__WHAT IS ASKED__
Could you turn the rows below, from the line containing "Decompose this screenshot" through the line containing "foreign-delta-abs: +3.408 bbox=[325, 388, 425, 419]" inclusive, into a JSON list of strings with one string per line and blank lines dropped? Leave the pictures out.

__DATA SHOWN__
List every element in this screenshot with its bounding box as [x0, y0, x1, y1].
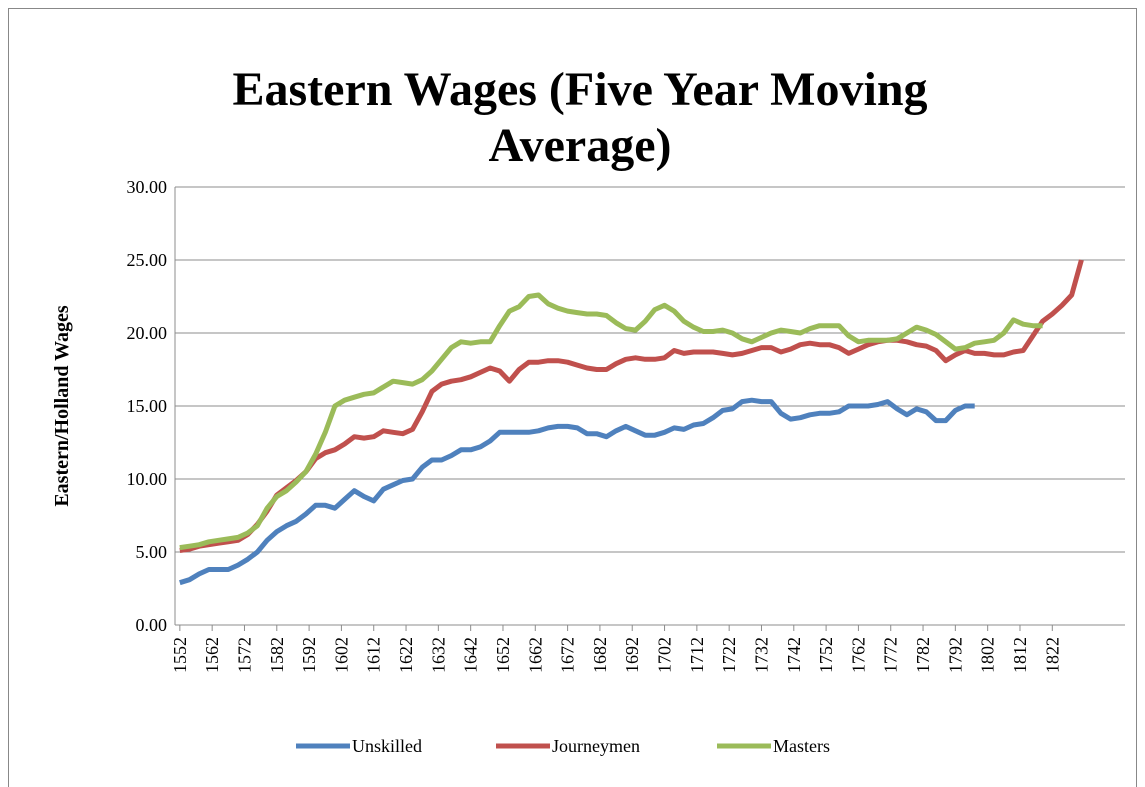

...

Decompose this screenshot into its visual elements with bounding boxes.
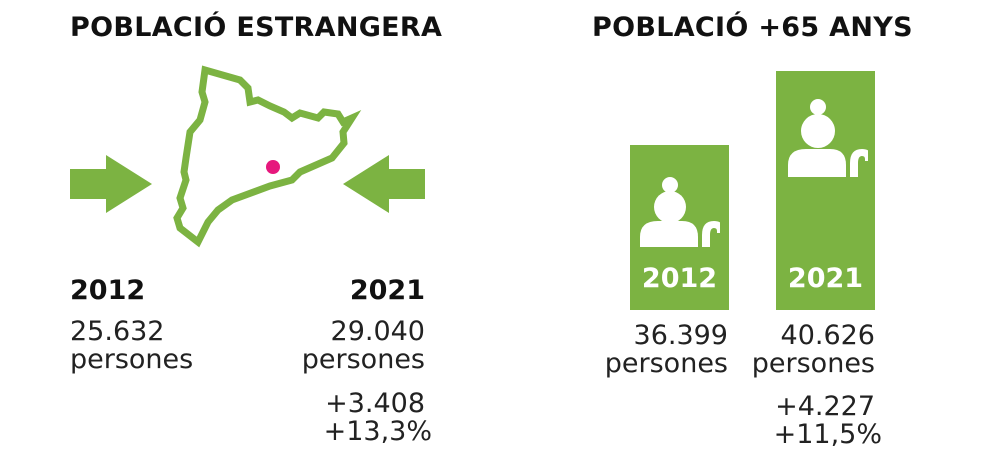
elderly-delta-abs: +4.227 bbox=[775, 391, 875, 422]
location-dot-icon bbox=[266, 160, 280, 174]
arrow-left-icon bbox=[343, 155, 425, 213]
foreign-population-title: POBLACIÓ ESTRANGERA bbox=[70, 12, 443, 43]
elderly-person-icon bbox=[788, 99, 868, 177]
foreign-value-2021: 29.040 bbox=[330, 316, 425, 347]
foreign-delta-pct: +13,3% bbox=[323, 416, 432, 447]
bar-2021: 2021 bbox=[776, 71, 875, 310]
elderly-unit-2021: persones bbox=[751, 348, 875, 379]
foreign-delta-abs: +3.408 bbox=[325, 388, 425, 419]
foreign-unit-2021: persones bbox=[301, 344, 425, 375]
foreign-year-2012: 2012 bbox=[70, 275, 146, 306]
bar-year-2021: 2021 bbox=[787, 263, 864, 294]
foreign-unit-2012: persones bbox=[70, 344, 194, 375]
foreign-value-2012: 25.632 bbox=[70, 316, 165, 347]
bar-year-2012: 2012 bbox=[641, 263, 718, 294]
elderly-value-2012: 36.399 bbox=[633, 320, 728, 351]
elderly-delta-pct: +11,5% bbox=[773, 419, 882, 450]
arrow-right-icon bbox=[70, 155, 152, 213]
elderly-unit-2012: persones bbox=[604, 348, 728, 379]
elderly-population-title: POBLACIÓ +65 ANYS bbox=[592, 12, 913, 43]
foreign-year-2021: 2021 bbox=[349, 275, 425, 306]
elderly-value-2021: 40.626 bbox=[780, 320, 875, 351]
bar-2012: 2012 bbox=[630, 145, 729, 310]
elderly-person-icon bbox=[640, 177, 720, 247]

__TASK ANSWER__
[
  "Decompose this screenshot into its visual elements with bounding boxes.",
  "elderly-delta-abs: +4.227 bbox=[775, 391, 875, 422]",
  "location-dot-icon bbox=[266, 160, 280, 174]",
  "arrow-left-icon bbox=[343, 155, 425, 213]",
  "foreign-population-title: POBLACIÓ ESTRANGERA bbox=[70, 12, 443, 43]",
  "elderly-person-icon bbox=[788, 99, 868, 177]",
  "foreign-value-2021: 29.040 bbox=[330, 316, 425, 347]",
  "foreign-delta-pct: +13,3% bbox=[323, 416, 432, 447]",
  "bar-2021: 2021 bbox=[776, 71, 875, 310]",
  "elderly-unit-2021: persones bbox=[751, 348, 875, 379]",
  "foreign-delta-abs: +3.408 bbox=[325, 388, 425, 419]"
]